◆ DATA

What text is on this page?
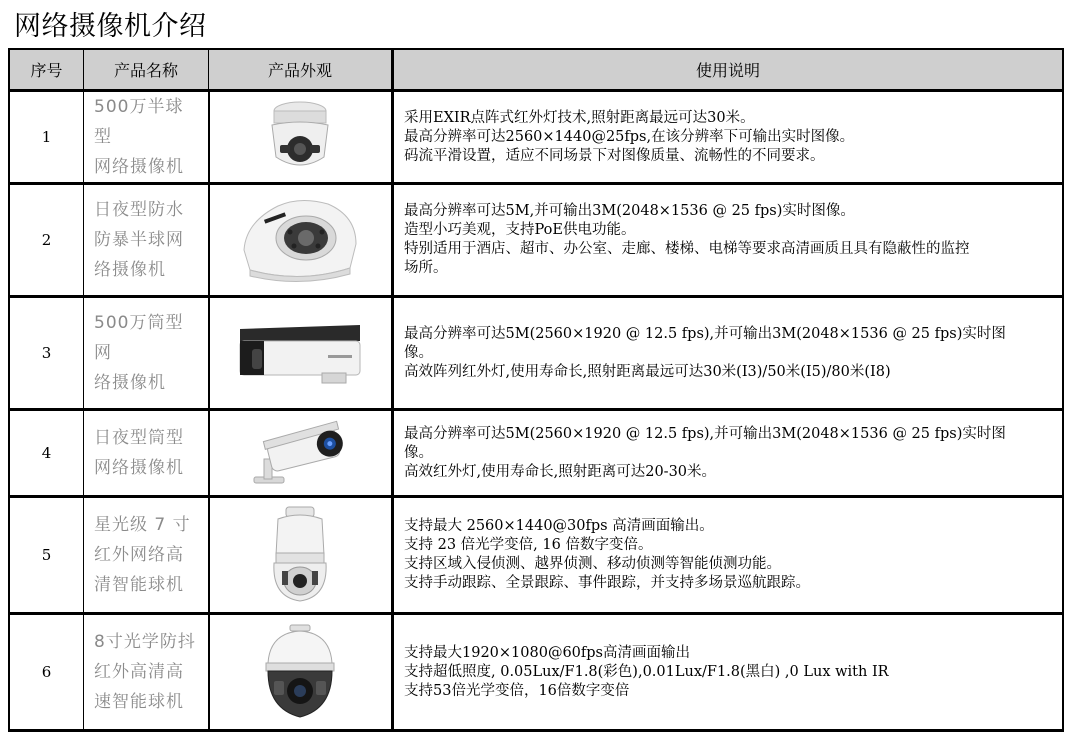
网络摄像机介绍
序号	产品名称	产品外观	使用说明
1	500万半球型
网络摄像机		采用EXIR点阵式红外灯技术,照射距离最远可达30米。
最高分辨率可达2560×1440@25fps,在该分辨率下可输出实时图像。
码流平滑设置，适应不同场景下对图像质量、流畅性的不同要求。

2	日夜型防水
防暴半球网
络摄像机		最高分辨率可达5M,并可输出3M(2048×1536 @ 25 fps)实时图像。
造型小巧美观，支持PoE供电功能。
特别适用于酒店、超市、办公室、走廊、楼梯、电梯等要求高清画质且具有隐蔽性的监控
场所。

3	500万筒型网
络摄像机		最高分辨率可达5M(2560×1920 @ 12.5 fps),并可输出3M(2048×1536 @ 25 fps)实时图
像。
高效阵列红外灯,使用寿命长,照射距离最远可达30米(I3)/50米(I5)/80米(I8)

4	日夜型筒型
网络摄像机		最高分辨率可达5M(2560×1920 @ 12.5 fps),并可输出3M(2048×1536 @ 25 fps)实时图
像。
高效红外灯,使用寿命长,照射距离可达20-30米。

5	星光级 7 寸
红外网络高
清智能球机		支持最大 2560×1440@30fps 高清画面输出。
支持 23 倍光学变倍, 16 倍数字变倍。
支持区域入侵侦测、越界侦测、移动侦测等智能侦测功能。
支持手动跟踪、全景跟踪、事件跟踪，并支持多场景巡航跟踪。

6	8寸光学防抖
红外高清高
速智能球机		支持最大1920×1080@60fps高清画面输出
支持超低照度, 0.05Lux/F1.8(彩色),0.01Lux/F1.8(黑白) ,0 Lux with IR
支持53倍光学变倍，16倍数字变倍
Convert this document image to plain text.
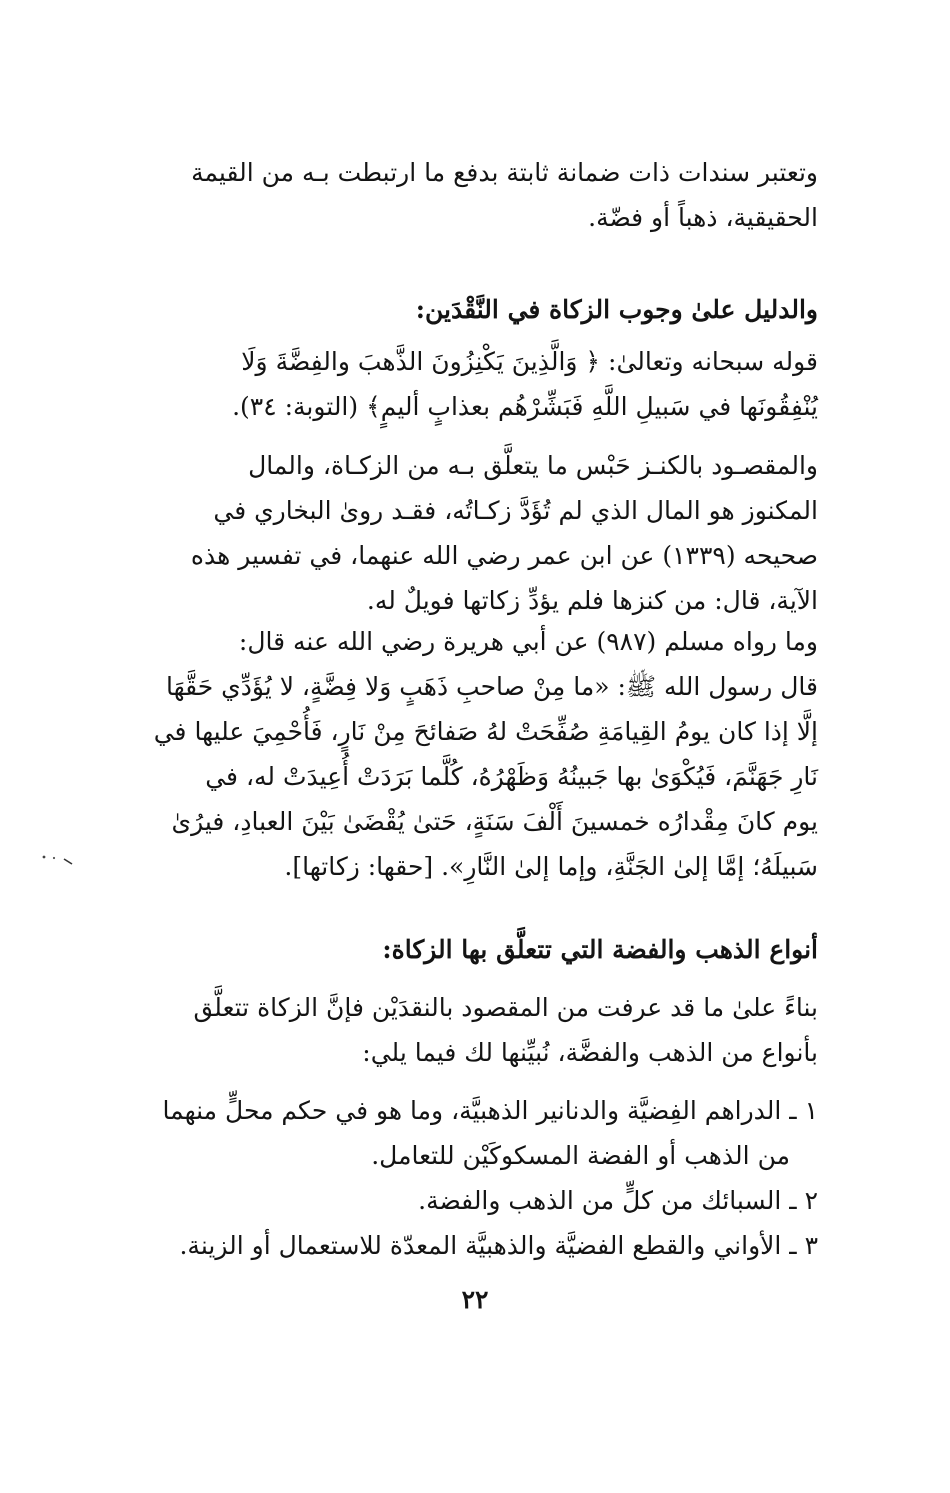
وتعتبر سندات ذات ضمانة ثابتة بدفع ما ارتبطت بـه من القيمة

الحقيقية، ذهباً أو فضّة.

والدليل علىٰ وجوب الزكاة في النَّقْدَين:

قوله سبحانه وتعالىٰ: ﴿ وَالَّذِينَ يَكْنِزُونَ الذَّهبَ والفِضَّةَ وَلَا

يُنْفِقُونَها في سَبيلِ اللَّهِ فَبَشِّرْهُم بعذابٍ أليمٍ﴾ (التوبة: ٣٤).

والمقصـود بالكنـز حَبْس ما يتعلَّق بـه من الزكـاة، والمال

المكنوز هو المال الذي لم تُؤَدَّ زكـاتُه، فقـد روىٰ البخاري في

صحيحه (١٣٣٩) عن ابن عمر رضي الله عنهما، في تفسير هذه

الآية، قال: من كنزها فلم يؤدِّ زكاتها فويلٌ له.

وما رواه مسلم (٩٨٧) عن أبي هريرة رضي الله عنه قال:

قال رسول الله ﷺ: «ما مِنْ صاحبِ ذَهَبٍ وَلا فِضَّةٍ، لا يُؤَدِّي حَقَّهَا

إلَّا إذا كان يومُ القِيامَةِ صُفِّحَتْ لهُ صَفائحَ مِنْ نَارٍ، فَأُحْمِيَ عليها في

نَارِ جَهَنَّمَ، فَيُكْوَىٰ بها جَبينُهُ وَظَهْرُهُ، كُلَّما بَرَدَتْ أُعِيدَتْ له، في

يوم كانَ مِقْدارُه خمسينَ أَلْفَ سَنَةٍ، حَتىٰ يُقْضَىٰ بَيْنَ العبادِ، فيرُىٰ

سَبيلَهُ؛ إمَّا إلىٰ الجَنَّةِ، وإما إلىٰ النَّارِ». [حقها: زكاتها].

أنواع الذهب والفضة التي تتعلَّق بها الزكاة:

بناءً علىٰ ما قد عرفت من المقصود بالنقدَيْن فإنَّ الزكاة تتعلَّق

بأنواع من الذهب والفضَّة، نُبيِّنها لك فيما يلي:

١ ـ الدراهم الفِضيَّة والدنانير الذهبيَّة، وما هو في حكم محلٍّ منهما

من الذهب أو الفضة المسكوكَيْن للتعامل.

٢ ـ السبائك من كلٍّ من الذهب والفضة.

٣ ـ الأواني والقطع الفضيَّة والذهبيَّة المعدّة للاستعمال أو الزينة.

٢٢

◆ PROBLEM TO SOLVE
Counting only lines of the data above that hold "الزكاة", report the total and nothing else.

◆ ANSWER IN FULL
3